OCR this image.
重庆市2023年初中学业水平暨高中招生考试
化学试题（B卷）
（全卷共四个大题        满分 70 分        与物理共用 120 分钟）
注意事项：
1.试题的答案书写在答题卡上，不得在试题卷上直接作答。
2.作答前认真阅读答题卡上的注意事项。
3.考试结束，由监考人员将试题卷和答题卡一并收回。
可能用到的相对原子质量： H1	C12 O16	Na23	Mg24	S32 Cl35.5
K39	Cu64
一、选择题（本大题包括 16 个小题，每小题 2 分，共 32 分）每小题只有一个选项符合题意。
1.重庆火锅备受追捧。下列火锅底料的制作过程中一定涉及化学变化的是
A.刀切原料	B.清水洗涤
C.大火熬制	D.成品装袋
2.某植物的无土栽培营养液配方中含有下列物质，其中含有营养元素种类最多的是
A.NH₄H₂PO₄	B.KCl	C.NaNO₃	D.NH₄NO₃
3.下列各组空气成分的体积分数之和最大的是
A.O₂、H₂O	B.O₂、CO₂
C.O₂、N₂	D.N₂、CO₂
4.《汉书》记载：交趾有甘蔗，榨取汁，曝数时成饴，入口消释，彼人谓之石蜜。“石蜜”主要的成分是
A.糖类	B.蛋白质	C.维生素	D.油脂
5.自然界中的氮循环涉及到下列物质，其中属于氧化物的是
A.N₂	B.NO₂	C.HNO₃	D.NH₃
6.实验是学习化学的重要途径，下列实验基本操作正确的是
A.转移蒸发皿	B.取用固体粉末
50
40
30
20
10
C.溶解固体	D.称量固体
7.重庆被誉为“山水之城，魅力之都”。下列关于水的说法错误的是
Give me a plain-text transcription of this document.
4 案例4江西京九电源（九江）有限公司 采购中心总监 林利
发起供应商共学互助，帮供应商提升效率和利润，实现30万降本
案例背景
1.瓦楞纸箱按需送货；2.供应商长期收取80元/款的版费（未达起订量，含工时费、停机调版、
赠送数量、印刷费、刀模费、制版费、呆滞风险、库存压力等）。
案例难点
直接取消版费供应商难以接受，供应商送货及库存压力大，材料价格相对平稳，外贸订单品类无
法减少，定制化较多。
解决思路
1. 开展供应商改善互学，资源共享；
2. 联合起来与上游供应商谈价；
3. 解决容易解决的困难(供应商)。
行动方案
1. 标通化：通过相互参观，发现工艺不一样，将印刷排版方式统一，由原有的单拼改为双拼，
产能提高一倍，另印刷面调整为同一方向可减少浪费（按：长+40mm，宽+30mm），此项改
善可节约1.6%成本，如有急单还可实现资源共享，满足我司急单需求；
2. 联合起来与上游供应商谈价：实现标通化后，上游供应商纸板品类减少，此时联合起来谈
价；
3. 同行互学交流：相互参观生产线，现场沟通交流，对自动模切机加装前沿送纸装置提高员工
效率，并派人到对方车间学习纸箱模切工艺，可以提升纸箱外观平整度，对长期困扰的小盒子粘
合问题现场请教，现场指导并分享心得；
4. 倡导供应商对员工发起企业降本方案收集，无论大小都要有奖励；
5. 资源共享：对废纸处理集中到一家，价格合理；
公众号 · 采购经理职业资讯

■ ■ ■ ■ ■

» **What this task involves**:
Reproduce the listing shown above in its entirety, exactly.

» **Written solution**:
OCR this image.
重庆市2023年初中学业水平暨高中招生考试
化学试题（B卷）
（全卷共四个大题        满分 70 分        与物理共用 120 分钟）
注意事项：
1.试题的答案书写在答题卡上，不得在试题卷上直接作答。
2.作答前认真阅读答题卡上的注意事项。
3.考试结束，由监考人员将试题卷和答题卡一并收回。
可能用到的相对原子质量： H1	C12 O16	Na23	Mg24	S32 Cl35.5
K39	Cu64
一、选择题（本大题包括 16 个小题，每小题 2 分，共 32 分）每小题只有一个选项符合题意。
1.重庆火锅备受追捧。下列火锅底料的制作过程中一定涉及化学变化的是
A.刀切原料	B.清水洗涤
C.大火熬制	D.成品装袋
2.某植物的无土栽培营养液配方中含有下列物质，其中含有营养元素种类最多的是
A.NH₄H₂PO₄	B.KCl	C.NaNO₃	D.NH₄NO₃
3.下列各组空气成分的体积分数之和最大的是
A.O₂、H₂O	B.O₂、CO₂
C.O₂、N₂	D.N₂、CO₂
4.《汉书》记载：交趾有甘蔗，榨取汁，曝数时成饴，入口消释，彼人谓之石蜜。“石蜜”主要的成分是
A.糖类	B.蛋白质	C.维生素	D.油脂
5.自然界中的氮循环涉及到下列物质，其中属于氧化物的是
A.N₂	B.NO₂	C.HNO₃	D.NH₃
6.实验是学习化学的重要途径，下列实验基本操作正确的是
A.转移蒸发皿	B.取用固体粉末
50
40
30
20
10
C.溶解固体	D.称量固体
7.重庆被誉为“山水之城，魅力之都”。下列关于水的说法错误的是
Give me a plain-text transcription of this document.
4 案例4江西京九电源（九江）有限公司 采购中心总监 林利
发起供应商共学互助，帮供应商提升效率和利润，实现30万降本
案例背景
1.瓦楞纸箱按需送货；2.供应商长期收取80元/款的版费（未达起订量，含工时费、停机调版、
赠送数量、印刷费、刀模费、制版费、呆滞风险、库存压力等）。
案例难点
直接取消版费供应商难以接受，供应商送货及库存压力大，材料价格相对平稳，外贸订单品类无
法减少，定制化较多。
解决思路
1. 开展供应商改善互学，资源共享；
2. 联合起来与上游供应商谈价；
3. 解决容易解决的困难(供应商)。
行动方案
1. 标通化：通过相互参观，发现工艺不一样，将印刷排版方式统一，由原有的单拼改为双拼，
产能提高一倍，另印刷面调整为同一方向可减少浪费（按：长+40mm，宽+30mm），此项改
善可节约1.6%成本，如有急单还可实现资源共享，满足我司急单需求；
2. 联合起来与上游供应商谈价：实现标通化后，上游供应商纸板品类减少，此时联合起来谈
价；
3. 同行互学交流：相互参观生产线，现场沟通交流，对自动模切机加装前沿送纸装置提高员工
效率，并派人到对方车间学习纸箱模切工艺，可以提升纸箱外观平整度，对长期困扰的小盒子粘
合问题现场请教，现场指导并分享心得；
4. 倡导供应商对员工发起企业降本方案收集，无论大小都要有奖励；
5. 资源共享：对废纸处理集中到一家，价格合理；
公众号 · 采购经理职业资讯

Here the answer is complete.